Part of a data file
____

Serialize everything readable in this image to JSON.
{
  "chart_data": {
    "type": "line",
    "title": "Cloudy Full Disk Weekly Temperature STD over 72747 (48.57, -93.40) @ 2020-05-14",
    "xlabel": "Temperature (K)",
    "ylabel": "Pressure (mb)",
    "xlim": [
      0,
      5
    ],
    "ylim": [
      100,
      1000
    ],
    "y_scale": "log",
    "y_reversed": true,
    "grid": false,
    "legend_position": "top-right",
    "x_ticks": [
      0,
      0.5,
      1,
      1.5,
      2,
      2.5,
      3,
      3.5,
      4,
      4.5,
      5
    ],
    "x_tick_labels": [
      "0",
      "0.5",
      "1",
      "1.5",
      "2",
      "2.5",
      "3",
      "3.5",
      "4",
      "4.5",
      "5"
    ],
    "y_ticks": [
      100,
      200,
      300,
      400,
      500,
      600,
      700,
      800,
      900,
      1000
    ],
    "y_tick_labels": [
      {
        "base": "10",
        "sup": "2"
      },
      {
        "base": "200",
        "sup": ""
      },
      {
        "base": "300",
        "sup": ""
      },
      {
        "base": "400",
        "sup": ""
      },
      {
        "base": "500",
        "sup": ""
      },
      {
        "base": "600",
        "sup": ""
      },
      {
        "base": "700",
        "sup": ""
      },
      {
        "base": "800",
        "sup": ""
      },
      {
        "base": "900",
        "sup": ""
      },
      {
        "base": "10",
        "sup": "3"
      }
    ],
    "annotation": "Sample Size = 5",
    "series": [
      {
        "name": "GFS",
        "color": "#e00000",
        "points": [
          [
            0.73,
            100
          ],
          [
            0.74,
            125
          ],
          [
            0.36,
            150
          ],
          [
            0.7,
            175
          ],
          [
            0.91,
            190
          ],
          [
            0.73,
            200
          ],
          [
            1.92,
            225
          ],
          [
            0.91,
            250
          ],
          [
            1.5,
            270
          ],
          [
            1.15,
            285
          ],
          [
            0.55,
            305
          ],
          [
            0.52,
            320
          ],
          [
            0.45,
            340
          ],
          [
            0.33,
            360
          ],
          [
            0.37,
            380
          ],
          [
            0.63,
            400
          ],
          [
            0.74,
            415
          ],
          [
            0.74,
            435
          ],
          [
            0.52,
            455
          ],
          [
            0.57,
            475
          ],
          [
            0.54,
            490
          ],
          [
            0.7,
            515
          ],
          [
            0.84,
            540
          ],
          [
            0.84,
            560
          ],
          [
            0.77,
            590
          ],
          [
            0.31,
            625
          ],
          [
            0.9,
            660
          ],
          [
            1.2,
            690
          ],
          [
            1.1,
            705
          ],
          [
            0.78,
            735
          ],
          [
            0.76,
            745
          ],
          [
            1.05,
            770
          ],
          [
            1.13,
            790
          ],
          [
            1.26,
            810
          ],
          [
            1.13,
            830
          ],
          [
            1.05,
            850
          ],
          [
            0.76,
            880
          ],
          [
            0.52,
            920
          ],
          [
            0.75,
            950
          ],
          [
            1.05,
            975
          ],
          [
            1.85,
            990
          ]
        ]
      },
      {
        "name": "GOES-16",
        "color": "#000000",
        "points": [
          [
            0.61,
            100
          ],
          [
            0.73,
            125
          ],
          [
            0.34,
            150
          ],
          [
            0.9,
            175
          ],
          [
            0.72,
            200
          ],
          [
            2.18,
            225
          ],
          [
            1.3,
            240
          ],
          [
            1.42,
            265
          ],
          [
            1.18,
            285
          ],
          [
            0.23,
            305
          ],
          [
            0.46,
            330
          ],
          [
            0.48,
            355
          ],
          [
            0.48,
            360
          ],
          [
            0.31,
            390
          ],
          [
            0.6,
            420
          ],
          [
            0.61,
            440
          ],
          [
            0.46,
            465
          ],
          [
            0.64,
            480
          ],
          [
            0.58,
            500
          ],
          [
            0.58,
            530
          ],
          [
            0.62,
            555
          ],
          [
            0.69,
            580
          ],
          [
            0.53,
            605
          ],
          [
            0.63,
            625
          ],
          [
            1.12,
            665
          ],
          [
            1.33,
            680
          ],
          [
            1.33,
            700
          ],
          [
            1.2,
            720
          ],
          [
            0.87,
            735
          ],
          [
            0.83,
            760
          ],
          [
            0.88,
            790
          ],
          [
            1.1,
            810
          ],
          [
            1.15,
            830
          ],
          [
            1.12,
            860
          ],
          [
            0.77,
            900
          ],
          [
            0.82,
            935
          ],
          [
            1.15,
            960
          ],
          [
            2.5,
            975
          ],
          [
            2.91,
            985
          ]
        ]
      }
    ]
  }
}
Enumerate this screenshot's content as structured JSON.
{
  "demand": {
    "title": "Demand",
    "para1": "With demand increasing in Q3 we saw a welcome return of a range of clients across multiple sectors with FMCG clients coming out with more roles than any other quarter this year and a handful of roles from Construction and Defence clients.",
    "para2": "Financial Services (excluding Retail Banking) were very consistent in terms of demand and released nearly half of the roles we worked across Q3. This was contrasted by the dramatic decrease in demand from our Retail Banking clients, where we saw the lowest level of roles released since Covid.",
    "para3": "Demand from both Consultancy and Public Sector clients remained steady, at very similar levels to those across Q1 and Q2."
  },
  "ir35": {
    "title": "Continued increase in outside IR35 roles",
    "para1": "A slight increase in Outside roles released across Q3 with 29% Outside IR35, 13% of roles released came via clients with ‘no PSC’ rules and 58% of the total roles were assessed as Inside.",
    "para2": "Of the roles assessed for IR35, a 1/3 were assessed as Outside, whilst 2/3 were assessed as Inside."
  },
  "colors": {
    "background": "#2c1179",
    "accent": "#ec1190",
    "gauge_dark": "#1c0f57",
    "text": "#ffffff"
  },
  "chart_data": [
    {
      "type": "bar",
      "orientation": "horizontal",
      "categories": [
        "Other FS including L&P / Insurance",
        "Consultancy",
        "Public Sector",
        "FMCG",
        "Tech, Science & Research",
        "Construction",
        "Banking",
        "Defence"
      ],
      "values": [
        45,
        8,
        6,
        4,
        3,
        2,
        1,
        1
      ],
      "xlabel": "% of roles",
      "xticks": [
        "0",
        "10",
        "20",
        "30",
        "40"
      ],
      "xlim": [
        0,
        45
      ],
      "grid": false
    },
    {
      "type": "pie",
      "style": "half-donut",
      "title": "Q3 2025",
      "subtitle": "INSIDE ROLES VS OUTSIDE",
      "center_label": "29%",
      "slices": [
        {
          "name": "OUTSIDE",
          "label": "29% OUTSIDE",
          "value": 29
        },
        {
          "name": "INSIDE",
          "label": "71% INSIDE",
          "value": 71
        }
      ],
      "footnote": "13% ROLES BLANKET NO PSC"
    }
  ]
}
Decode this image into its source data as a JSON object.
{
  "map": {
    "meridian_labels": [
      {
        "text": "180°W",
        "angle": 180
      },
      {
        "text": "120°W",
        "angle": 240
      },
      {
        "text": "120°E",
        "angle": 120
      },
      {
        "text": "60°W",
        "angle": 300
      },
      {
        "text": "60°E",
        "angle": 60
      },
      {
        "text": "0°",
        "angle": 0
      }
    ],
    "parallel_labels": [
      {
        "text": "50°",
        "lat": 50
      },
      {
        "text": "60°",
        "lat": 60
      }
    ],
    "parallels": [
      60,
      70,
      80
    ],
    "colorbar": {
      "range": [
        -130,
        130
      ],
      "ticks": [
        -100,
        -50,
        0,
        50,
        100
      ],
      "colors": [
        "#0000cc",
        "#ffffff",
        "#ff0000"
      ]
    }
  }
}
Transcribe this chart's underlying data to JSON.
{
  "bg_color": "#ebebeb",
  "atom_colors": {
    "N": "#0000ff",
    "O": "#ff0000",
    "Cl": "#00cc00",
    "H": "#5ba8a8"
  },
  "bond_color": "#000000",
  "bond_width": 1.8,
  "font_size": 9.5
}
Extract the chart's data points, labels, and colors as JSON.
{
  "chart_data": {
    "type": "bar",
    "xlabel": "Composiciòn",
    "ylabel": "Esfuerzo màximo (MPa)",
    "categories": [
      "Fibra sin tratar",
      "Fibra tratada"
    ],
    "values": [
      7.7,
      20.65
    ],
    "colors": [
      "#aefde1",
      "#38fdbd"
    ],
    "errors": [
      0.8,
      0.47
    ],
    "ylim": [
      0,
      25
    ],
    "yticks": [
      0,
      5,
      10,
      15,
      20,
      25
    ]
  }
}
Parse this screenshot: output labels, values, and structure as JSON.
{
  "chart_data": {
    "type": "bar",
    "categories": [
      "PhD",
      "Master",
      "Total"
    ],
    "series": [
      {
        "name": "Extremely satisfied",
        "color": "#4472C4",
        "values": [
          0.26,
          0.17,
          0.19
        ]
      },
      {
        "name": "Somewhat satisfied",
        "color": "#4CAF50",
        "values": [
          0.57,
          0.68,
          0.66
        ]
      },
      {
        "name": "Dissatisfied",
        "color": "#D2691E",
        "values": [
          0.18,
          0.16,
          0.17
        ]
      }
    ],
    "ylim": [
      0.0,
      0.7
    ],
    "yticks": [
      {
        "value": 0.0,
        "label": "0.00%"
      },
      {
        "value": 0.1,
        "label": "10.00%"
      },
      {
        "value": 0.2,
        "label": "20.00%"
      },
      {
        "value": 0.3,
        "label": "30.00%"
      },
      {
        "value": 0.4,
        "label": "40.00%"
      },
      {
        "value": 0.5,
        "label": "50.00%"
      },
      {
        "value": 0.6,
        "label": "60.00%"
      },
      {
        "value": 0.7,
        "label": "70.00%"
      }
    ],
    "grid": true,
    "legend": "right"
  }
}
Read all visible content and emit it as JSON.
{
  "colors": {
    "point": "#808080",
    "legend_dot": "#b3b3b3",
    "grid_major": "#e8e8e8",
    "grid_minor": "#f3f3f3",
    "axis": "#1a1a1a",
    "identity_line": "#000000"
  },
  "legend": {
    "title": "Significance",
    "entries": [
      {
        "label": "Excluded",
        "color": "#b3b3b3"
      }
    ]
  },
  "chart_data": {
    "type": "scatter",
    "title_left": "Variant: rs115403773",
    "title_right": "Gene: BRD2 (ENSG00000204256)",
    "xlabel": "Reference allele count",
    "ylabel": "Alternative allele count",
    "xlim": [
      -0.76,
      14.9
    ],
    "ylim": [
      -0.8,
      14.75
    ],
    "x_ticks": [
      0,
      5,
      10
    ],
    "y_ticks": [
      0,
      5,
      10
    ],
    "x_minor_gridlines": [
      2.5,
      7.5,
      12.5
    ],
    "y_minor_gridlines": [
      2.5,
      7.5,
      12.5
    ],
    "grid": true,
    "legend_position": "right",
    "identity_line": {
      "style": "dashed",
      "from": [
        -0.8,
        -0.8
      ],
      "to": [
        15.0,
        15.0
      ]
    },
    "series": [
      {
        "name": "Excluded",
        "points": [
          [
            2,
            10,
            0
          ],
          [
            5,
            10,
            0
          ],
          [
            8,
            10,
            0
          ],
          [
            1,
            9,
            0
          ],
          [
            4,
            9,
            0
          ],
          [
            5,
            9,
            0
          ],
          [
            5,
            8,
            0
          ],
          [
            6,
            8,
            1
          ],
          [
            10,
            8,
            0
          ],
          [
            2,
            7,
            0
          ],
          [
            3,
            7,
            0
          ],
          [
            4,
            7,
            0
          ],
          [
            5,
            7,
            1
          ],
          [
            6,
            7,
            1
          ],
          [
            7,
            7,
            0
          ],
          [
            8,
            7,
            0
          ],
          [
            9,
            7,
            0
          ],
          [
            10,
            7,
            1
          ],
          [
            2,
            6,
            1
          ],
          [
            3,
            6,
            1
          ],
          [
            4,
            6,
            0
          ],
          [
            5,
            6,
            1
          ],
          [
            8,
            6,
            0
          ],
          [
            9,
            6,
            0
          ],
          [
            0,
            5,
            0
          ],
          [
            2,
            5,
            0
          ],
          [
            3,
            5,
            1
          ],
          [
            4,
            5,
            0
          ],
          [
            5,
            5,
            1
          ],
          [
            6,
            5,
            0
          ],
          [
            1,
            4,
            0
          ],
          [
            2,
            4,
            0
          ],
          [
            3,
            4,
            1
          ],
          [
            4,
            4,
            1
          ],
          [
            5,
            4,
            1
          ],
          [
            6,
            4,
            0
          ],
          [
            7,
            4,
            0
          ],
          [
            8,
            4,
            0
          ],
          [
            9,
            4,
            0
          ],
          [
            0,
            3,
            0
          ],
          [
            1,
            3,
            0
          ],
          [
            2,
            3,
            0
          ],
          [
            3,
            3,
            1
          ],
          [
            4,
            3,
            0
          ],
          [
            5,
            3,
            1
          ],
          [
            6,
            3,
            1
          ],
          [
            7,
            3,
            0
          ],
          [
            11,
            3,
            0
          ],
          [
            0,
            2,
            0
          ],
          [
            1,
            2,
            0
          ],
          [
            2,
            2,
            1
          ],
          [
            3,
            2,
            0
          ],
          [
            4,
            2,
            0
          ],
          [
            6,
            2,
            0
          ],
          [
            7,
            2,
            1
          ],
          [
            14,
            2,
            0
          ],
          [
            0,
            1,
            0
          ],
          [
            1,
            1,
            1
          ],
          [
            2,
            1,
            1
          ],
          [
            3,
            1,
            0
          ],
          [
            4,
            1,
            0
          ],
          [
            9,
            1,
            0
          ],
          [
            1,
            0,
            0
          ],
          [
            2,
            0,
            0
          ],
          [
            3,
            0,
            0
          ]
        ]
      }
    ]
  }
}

____

TASK. Above are the records. Copy every line in them holding "Construction".

SOLUTION FOR THIS PROBLEM.
    "para1": "With demand increasing in Q3 we saw a welcome return of a range of clients across multiple sectors with FMCG clients coming out with more roles than any other quarter this year and a handful of roles from Construction and Defence clients.",
        "Construction",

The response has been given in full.